# [Available data]
___
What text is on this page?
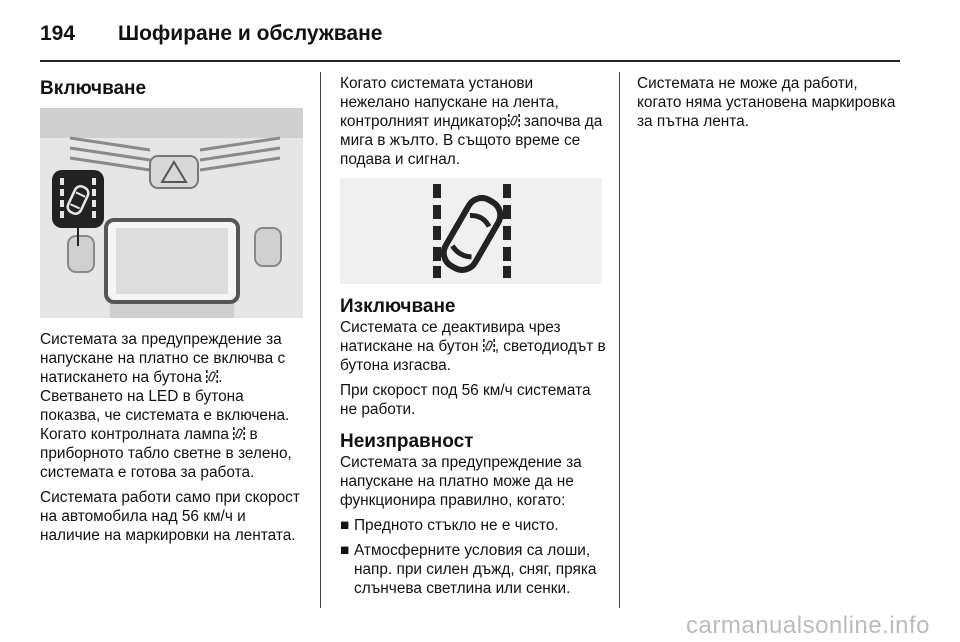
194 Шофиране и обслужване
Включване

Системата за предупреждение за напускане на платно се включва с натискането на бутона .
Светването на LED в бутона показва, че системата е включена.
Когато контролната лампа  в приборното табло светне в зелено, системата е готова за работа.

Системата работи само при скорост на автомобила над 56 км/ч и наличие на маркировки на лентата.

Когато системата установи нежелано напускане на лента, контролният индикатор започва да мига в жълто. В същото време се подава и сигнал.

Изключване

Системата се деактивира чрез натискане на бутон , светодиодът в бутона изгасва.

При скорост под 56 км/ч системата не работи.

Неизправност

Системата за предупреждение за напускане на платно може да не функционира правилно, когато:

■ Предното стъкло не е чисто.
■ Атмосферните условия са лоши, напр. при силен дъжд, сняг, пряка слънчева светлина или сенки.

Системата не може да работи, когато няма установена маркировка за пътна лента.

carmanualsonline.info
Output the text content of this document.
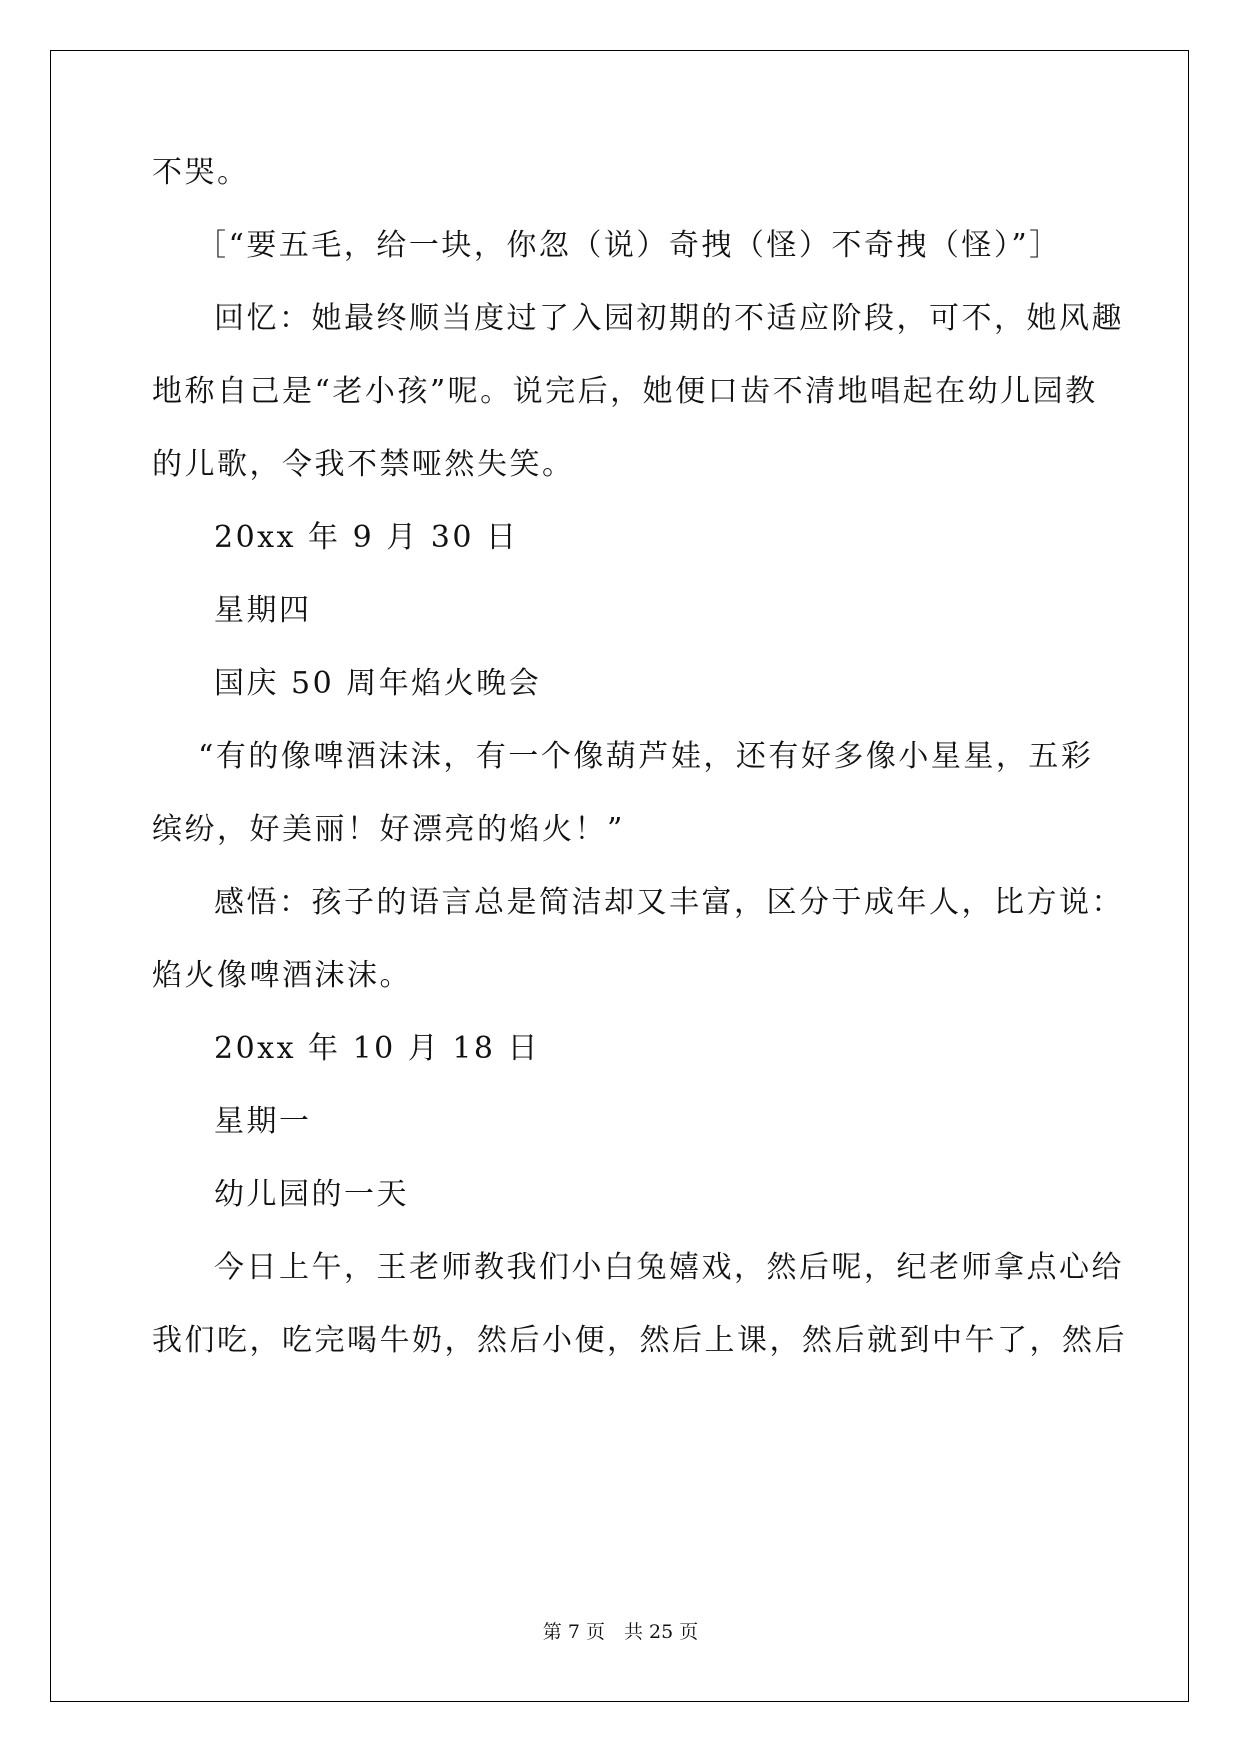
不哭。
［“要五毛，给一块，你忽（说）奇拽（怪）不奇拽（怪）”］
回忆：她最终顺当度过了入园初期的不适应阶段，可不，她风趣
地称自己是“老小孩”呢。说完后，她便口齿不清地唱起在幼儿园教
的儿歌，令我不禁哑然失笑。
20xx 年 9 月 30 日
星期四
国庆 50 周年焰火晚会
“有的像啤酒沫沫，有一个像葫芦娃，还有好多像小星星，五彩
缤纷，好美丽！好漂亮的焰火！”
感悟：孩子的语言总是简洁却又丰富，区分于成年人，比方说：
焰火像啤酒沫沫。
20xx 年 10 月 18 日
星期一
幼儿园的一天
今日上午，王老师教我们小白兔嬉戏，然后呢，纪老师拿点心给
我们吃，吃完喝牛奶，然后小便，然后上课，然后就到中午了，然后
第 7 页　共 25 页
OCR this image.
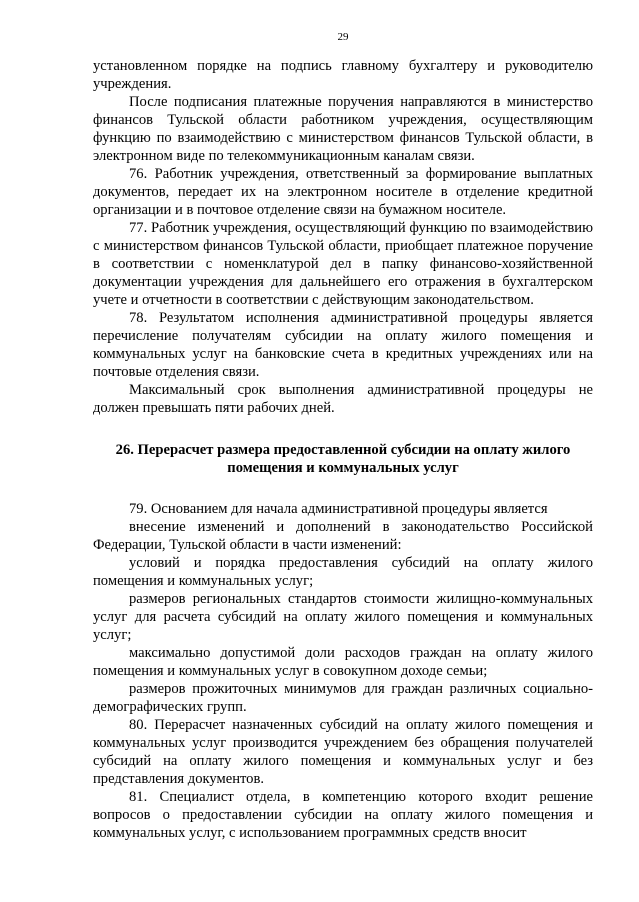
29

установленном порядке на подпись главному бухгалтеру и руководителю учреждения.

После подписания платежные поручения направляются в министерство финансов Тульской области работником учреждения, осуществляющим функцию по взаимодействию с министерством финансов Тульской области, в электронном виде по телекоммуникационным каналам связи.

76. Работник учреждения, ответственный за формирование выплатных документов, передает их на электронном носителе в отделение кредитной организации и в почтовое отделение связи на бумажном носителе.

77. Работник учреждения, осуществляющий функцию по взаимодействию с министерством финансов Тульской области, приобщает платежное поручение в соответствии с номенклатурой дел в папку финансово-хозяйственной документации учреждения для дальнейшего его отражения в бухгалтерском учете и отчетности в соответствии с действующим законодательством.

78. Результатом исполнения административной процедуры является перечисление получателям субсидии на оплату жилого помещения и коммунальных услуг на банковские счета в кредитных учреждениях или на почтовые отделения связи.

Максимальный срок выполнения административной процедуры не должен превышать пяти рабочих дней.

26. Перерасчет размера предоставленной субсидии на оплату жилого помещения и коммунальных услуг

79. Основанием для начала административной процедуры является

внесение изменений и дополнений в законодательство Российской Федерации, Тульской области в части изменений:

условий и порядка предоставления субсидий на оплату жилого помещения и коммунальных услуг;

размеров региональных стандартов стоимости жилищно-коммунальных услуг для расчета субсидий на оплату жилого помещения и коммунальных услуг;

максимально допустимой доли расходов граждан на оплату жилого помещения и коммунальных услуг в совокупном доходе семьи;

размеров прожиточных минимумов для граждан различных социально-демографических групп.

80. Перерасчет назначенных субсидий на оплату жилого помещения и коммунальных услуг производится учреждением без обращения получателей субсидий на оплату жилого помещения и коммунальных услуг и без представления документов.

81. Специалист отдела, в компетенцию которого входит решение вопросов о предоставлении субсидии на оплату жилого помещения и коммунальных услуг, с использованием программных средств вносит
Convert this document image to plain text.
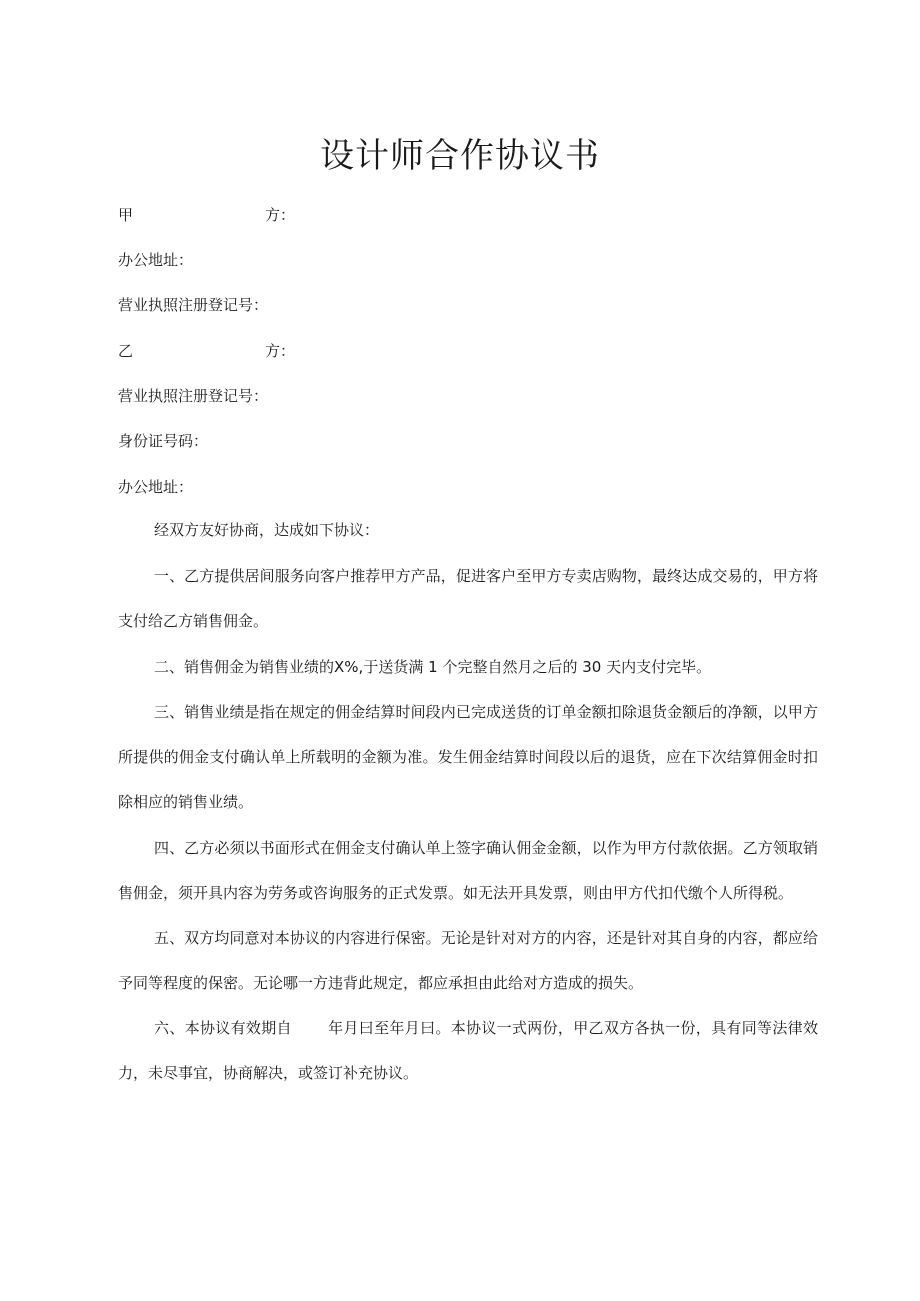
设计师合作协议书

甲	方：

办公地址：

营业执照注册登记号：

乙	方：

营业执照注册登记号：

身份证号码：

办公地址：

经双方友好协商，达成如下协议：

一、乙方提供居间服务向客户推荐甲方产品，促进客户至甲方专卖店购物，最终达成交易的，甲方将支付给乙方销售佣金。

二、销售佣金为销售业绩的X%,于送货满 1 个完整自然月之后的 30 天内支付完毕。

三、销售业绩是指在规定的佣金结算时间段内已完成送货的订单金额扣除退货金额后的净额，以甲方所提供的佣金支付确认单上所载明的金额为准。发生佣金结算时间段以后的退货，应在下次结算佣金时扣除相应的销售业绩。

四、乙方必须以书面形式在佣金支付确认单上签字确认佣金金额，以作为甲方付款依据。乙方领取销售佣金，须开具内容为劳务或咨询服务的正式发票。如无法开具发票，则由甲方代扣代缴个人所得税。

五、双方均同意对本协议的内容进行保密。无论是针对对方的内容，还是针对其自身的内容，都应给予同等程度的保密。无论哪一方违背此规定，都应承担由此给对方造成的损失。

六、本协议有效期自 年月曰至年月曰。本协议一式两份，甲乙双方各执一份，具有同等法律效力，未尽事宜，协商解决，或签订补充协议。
___
# [Work to be completed]
Copy every line in the records above that contains the word "document".

# [Task answer]
Output the text content of this document.
Convert this document image to plain text.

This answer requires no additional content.